→ RECORDS TO USE:
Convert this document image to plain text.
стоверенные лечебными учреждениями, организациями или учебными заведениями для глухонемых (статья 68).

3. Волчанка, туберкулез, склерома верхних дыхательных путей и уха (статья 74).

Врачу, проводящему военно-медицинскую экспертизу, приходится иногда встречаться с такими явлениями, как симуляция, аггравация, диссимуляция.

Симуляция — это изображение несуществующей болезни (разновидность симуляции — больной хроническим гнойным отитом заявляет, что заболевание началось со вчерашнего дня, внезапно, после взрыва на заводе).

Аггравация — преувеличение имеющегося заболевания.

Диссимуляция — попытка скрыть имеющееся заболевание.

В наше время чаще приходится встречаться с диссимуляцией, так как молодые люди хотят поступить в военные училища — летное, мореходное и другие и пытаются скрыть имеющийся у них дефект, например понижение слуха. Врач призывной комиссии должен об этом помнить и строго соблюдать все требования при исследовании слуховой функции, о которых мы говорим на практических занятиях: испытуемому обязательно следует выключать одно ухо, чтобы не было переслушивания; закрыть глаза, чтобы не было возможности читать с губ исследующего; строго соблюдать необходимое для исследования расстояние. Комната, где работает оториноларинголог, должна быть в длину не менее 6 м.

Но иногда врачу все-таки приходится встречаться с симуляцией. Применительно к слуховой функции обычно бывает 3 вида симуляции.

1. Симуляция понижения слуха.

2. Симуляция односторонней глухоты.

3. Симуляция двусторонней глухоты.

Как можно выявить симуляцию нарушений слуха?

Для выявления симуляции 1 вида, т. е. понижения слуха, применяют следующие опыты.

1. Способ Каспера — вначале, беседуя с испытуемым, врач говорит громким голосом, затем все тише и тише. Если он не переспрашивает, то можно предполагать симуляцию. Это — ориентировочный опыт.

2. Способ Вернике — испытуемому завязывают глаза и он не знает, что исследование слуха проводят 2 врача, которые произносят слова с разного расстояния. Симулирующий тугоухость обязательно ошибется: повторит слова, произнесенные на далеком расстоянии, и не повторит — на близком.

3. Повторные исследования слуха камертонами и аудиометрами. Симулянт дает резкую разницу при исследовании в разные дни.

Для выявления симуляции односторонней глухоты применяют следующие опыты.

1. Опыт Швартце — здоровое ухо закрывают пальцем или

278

→ EXERCISE: Retype the entries one by one, exactly.

→ TASK RESPONSE:
Convert this document image to plain text.
стоверенные лечебными учреждениями, организациями или учебными заведениями для глухонемых (статья 68).

3. Волчанка, туберкулез, склерома верхних дыхательных путей и уха (статья 74).

Врачу, проводящему военно-медицинскую экспертизу, приходится иногда встречаться с такими явлениями, как симуляция, аггравация, диссимуляция.

Симуляция — это изображение несуществующей болезни (разновидность симуляции — больной хроническим гнойным отитом заявляет, что заболевание началось со вчерашнего дня, внезапно, после взрыва на заводе).

Аггравация — преувеличение имеющегося заболевания.

Диссимуляция — попытка скрыть имеющееся заболевание.

В наше время чаще приходится встречаться с диссимуляцией, так как молодые люди хотят поступить в военные училища — летное, мореходное и другие и пытаются скрыть имеющийся у них дефект, например понижение слуха. Врач призывной комиссии должен об этом помнить и строго соблюдать все требования при исследовании слуховой функции, о которых мы говорим на практических занятиях: испытуемому обязательно следует выключать одно ухо, чтобы не было переслушивания; закрыть глаза, чтобы не было возможности читать с губ исследующего; строго соблюдать необходимое для исследования расстояние. Комната, где работает оториноларинголог, должна быть в длину не менее 6 м.

Но иногда врачу все-таки приходится встречаться с симуляцией. Применительно к слуховой функции обычно бывает 3 вида симуляции.

1. Симуляция понижения слуха.

2. Симуляция односторонней глухоты.

3. Симуляция двусторонней глухоты.

Как можно выявить симуляцию нарушений слуха?

Для выявления симуляции 1 вида, т. е. понижения слуха, применяют следующие опыты.

1. Способ Каспера — вначале, беседуя с испытуемым, врач говорит громким голосом, затем все тише и тише. Если он не переспрашивает, то можно предполагать симуляцию. Это — ориентировочный опыт.

2. Способ Вернике — испытуемому завязывают глаза и он не знает, что исследование слуха проводят 2 врача, которые произносят слова с разного расстояния. Симулирующий тугоухость обязательно ошибется: повторит слова, произнесенные на далеком расстоянии, и не повторит — на близком.

3. Повторные исследования слуха камертонами и аудиометрами. Симулянт дает резкую разницу при исследовании в разные дни.

Для выявления симуляции односторонней глухоты применяют следующие опыты.

1. Опыт Швартце — здоровое ухо закрывают пальцем или

278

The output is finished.